* _PROBLEM TO SOLVE_
Type the records out again in full, exactly.

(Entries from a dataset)

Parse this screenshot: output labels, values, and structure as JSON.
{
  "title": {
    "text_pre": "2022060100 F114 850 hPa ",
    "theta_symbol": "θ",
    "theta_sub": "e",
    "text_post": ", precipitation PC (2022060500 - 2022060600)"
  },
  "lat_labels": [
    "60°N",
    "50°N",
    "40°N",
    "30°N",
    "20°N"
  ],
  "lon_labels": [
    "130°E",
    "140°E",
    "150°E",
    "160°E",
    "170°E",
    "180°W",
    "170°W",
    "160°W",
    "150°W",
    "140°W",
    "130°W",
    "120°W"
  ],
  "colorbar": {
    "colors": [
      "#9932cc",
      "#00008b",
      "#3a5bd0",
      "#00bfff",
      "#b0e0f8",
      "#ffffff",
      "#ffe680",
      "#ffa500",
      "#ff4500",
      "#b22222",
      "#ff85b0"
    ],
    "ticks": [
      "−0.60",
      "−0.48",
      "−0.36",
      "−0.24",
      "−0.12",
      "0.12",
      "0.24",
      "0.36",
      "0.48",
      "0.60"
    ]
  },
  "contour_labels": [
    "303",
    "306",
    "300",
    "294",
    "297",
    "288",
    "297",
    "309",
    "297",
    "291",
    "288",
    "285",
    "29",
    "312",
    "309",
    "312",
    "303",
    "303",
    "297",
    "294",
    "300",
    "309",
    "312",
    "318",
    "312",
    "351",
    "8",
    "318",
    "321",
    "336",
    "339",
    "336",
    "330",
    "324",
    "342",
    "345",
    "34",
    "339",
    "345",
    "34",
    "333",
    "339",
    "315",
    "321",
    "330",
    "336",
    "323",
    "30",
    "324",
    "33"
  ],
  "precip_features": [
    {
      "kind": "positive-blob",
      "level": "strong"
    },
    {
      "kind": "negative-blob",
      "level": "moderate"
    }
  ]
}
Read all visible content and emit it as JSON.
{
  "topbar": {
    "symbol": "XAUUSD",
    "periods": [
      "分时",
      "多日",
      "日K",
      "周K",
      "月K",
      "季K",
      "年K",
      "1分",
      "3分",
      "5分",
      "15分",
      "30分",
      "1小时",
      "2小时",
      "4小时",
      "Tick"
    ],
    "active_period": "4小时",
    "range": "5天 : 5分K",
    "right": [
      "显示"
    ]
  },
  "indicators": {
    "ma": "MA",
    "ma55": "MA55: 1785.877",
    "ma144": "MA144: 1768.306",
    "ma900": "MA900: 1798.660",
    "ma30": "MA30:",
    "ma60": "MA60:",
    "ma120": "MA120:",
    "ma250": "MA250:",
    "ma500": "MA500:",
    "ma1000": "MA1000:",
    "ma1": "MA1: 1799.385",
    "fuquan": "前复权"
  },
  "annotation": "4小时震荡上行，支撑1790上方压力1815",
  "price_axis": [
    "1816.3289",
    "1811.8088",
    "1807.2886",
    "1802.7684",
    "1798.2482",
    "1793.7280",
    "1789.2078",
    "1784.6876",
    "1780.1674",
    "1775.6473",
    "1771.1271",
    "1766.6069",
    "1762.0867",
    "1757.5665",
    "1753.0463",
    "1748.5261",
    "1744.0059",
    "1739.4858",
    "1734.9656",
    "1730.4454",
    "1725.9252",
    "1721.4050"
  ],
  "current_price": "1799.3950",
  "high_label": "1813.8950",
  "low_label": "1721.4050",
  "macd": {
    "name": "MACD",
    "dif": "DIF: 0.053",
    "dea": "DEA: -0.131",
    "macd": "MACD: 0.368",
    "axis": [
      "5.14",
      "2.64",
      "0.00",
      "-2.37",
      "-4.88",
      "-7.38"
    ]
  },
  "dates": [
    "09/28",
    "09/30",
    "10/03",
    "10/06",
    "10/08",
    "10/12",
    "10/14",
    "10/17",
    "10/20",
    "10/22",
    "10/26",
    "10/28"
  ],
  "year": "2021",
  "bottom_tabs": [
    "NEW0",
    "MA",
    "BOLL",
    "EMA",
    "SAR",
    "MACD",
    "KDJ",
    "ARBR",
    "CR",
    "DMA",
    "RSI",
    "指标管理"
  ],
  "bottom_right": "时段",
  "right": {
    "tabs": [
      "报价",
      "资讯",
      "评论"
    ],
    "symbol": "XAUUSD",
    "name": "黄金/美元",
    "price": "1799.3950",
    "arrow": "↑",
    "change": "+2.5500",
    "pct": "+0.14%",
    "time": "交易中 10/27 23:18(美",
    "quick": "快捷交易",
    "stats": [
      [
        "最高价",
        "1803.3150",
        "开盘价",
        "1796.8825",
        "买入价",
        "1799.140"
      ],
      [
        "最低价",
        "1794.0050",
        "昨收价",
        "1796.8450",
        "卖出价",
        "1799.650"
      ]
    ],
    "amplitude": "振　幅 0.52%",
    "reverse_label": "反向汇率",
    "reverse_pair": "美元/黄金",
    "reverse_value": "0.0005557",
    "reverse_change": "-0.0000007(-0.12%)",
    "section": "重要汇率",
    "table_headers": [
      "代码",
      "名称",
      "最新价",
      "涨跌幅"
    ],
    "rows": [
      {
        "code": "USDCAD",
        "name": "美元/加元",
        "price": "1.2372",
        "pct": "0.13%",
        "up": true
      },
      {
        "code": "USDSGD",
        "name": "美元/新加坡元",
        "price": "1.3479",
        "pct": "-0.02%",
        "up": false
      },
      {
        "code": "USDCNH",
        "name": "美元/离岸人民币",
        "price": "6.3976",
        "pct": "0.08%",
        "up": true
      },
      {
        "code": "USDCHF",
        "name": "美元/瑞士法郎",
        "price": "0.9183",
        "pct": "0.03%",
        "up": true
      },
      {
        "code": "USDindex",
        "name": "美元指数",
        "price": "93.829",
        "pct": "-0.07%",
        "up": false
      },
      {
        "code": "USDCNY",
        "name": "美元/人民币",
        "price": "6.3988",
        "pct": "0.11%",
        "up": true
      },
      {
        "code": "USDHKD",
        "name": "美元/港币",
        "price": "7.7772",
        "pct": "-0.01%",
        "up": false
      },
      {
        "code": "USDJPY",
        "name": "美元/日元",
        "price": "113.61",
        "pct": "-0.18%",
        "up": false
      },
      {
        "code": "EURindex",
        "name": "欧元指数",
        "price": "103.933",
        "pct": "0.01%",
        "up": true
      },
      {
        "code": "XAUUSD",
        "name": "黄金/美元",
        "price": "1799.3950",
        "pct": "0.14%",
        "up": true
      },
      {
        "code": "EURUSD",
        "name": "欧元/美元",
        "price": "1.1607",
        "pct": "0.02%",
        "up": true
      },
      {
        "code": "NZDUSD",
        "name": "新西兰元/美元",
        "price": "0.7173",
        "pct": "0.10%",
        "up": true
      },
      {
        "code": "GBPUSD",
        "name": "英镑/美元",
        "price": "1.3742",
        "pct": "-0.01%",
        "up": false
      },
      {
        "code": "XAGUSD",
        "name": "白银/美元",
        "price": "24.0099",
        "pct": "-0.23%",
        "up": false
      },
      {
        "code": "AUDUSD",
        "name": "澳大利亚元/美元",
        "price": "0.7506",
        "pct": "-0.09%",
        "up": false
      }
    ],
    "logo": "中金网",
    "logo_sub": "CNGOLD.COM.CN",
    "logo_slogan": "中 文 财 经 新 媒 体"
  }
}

* _FINISHED TASK_
Parse this screenshot: output labels, values, and structure as JSON.
{
  "title": {
    "text_pre": "2022060100 F114 850 hPa ",
    "theta_symbol": "θ",
    "theta_sub": "e",
    "text_post": ", precipitation PC (2022060500 - 2022060600)"
  },
  "lat_labels": [
    "60°N",
    "50°N",
    "40°N",
    "30°N",
    "20°N"
  ],
  "lon_labels": [
    "130°E",
    "140°E",
    "150°E",
    "160°E",
    "170°E",
    "180°W",
    "170°W",
    "160°W",
    "150°W",
    "140°W",
    "130°W",
    "120°W"
  ],
  "colorbar": {
    "colors": [
      "#9932cc",
      "#00008b",
      "#3a5bd0",
      "#00bfff",
      "#b0e0f8",
      "#ffffff",
      "#ffe680",
      "#ffa500",
      "#ff4500",
      "#b22222",
      "#ff85b0"
    ],
    "ticks": [
      "−0.60",
      "−0.48",
      "−0.36",
      "−0.24",
      "−0.12",
      "0.12",
      "0.24",
      "0.36",
      "0.48",
      "0.60"
    ]
  },
  "contour_labels": [
    "303",
    "306",
    "300",
    "294",
    "297",
    "288",
    "297",
    "309",
    "297",
    "291",
    "288",
    "285",
    "29",
    "312",
    "309",
    "312",
    "303",
    "303",
    "297",
    "294",
    "300",
    "309",
    "312",
    "318",
    "312",
    "351",
    "8",
    "318",
    "321",
    "336",
    "339",
    "336",
    "330",
    "324",
    "342",
    "345",
    "34",
    "339",
    "345",
    "34",
    "333",
    "339",
    "315",
    "321",
    "330",
    "336",
    "323",
    "30",
    "324",
    "33"
  ],
  "precip_features": [
    {
      "kind": "positive-blob",
      "level": "strong"
    },
    {
      "kind": "negative-blob",
      "level": "moderate"
    }
  ]
}
Read all visible content and emit it as JSON.
{
  "topbar": {
    "symbol": "XAUUSD",
    "periods": [
      "分时",
      "多日",
      "日K",
      "周K",
      "月K",
      "季K",
      "年K",
      "1分",
      "3分",
      "5分",
      "15分",
      "30分",
      "1小时",
      "2小时",
      "4小时",
      "Tick"
    ],
    "active_period": "4小时",
    "range": "5天 : 5分K",
    "right": [
      "显示"
    ]
  },
  "indicators": {
    "ma": "MA",
    "ma55": "MA55: 1785.877",
    "ma144": "MA144: 1768.306",
    "ma900": "MA900: 1798.660",
    "ma30": "MA30:",
    "ma60": "MA60:",
    "ma120": "MA120:",
    "ma250": "MA250:",
    "ma500": "MA500:",
    "ma1000": "MA1000:",
    "ma1": "MA1: 1799.385",
    "fuquan": "前复权"
  },
  "annotation": "4小时震荡上行，支撑1790上方压力1815",
  "price_axis": [
    "1816.3289",
    "1811.8088",
    "1807.2886",
    "1802.7684",
    "1798.2482",
    "1793.7280",
    "1789.2078",
    "1784.6876",
    "1780.1674",
    "1775.6473",
    "1771.1271",
    "1766.6069",
    "1762.0867",
    "1757.5665",
    "1753.0463",
    "1748.5261",
    "1744.0059",
    "1739.4858",
    "1734.9656",
    "1730.4454",
    "1725.9252",
    "1721.4050"
  ],
  "current_price": "1799.3950",
  "high_label": "1813.8950",
  "low_label": "1721.4050",
  "macd": {
    "name": "MACD",
    "dif": "DIF: 0.053",
    "dea": "DEA: -0.131",
    "macd": "MACD: 0.368",
    "axis": [
      "5.14",
      "2.64",
      "0.00",
      "-2.37",
      "-4.88",
      "-7.38"
    ]
  },
  "dates": [
    "09/28",
    "09/30",
    "10/03",
    "10/06",
    "10/08",
    "10/12",
    "10/14",
    "10/17",
    "10/20",
    "10/22",
    "10/26",
    "10/28"
  ],
  "year": "2021",
  "bottom_tabs": [
    "NEW0",
    "MA",
    "BOLL",
    "EMA",
    "SAR",
    "MACD",
    "KDJ",
    "ARBR",
    "CR",
    "DMA",
    "RSI",
    "指标管理"
  ],
  "bottom_right": "时段",
  "right": {
    "tabs": [
      "报价",
      "资讯",
      "评论"
    ],
    "symbol": "XAUUSD",
    "name": "黄金/美元",
    "price": "1799.3950",
    "arrow": "↑",
    "change": "+2.5500",
    "pct": "+0.14%",
    "time": "交易中 10/27 23:18(美",
    "quick": "快捷交易",
    "stats": [
      [
        "最高价",
        "1803.3150",
        "开盘价",
        "1796.8825",
        "买入价",
        "1799.140"
      ],
      [
        "最低价",
        "1794.0050",
        "昨收价",
        "1796.8450",
        "卖出价",
        "1799.650"
      ]
    ],
    "amplitude": "振　幅 0.52%",
    "reverse_label": "反向汇率",
    "reverse_pair": "美元/黄金",
    "reverse_value": "0.0005557",
    "reverse_change": "-0.0000007(-0.12%)",
    "section": "重要汇率",
    "table_headers": [
      "代码",
      "名称",
      "最新价",
      "涨跌幅"
    ],
    "rows": [
      {
        "code": "USDCAD",
        "name": "美元/加元",
        "price": "1.2372",
        "pct": "0.13%",
        "up": true
      },
      {
        "code": "USDSGD",
        "name": "美元/新加坡元",
        "price": "1.3479",
        "pct": "-0.02%",
        "up": false
      },
      {
        "code": "USDCNH",
        "name": "美元/离岸人民币",
        "price": "6.3976",
        "pct": "0.08%",
        "up": true
      },
      {
        "code": "USDCHF",
        "name": "美元/瑞士法郎",
        "price": "0.9183",
        "pct": "0.03%",
        "up": true
      },
      {
        "code": "USDindex",
        "name": "美元指数",
        "price": "93.829",
        "pct": "-0.07%",
        "up": false
      },
      {
        "code": "USDCNY",
        "name": "美元/人民币",
        "price": "6.3988",
        "pct": "0.11%",
        "up": true
      },
      {
        "code": "USDHKD",
        "name": "美元/港币",
        "price": "7.7772",
        "pct": "-0.01%",
        "up": false
      },
      {
        "code": "USDJPY",
        "name": "美元/日元",
        "price": "113.61",
        "pct": "-0.18%",
        "up": false
      },
      {
        "code": "EURindex",
        "name": "欧元指数",
        "price": "103.933",
        "pct": "0.01%",
        "up": true
      },
      {
        "code": "XAUUSD",
        "name": "黄金/美元",
        "price": "1799.3950",
        "pct": "0.14%",
        "up": true
      },
      {
        "code": "EURUSD",
        "name": "欧元/美元",
        "price": "1.1607",
        "pct": "0.02%",
        "up": true
      },
      {
        "code": "NZDUSD",
        "name": "新西兰元/美元",
        "price": "0.7173",
        "pct": "0.10%",
        "up": true
      },
      {
        "code": "GBPUSD",
        "name": "英镑/美元",
        "price": "1.3742",
        "pct": "-0.01%",
        "up": false
      },
      {
        "code": "XAGUSD",
        "name": "白银/美元",
        "price": "24.0099",
        "pct": "-0.23%",
        "up": false
      },
      {
        "code": "AUDUSD",
        "name": "澳大利亚元/美元",
        "price": "0.7506",
        "pct": "-0.09%",
        "up": false
      }
    ],
    "logo": "中金网",
    "logo_sub": "CNGOLD.COM.CN",
    "logo_slogan": "中 文 财 经 新 媒 体"
  }
}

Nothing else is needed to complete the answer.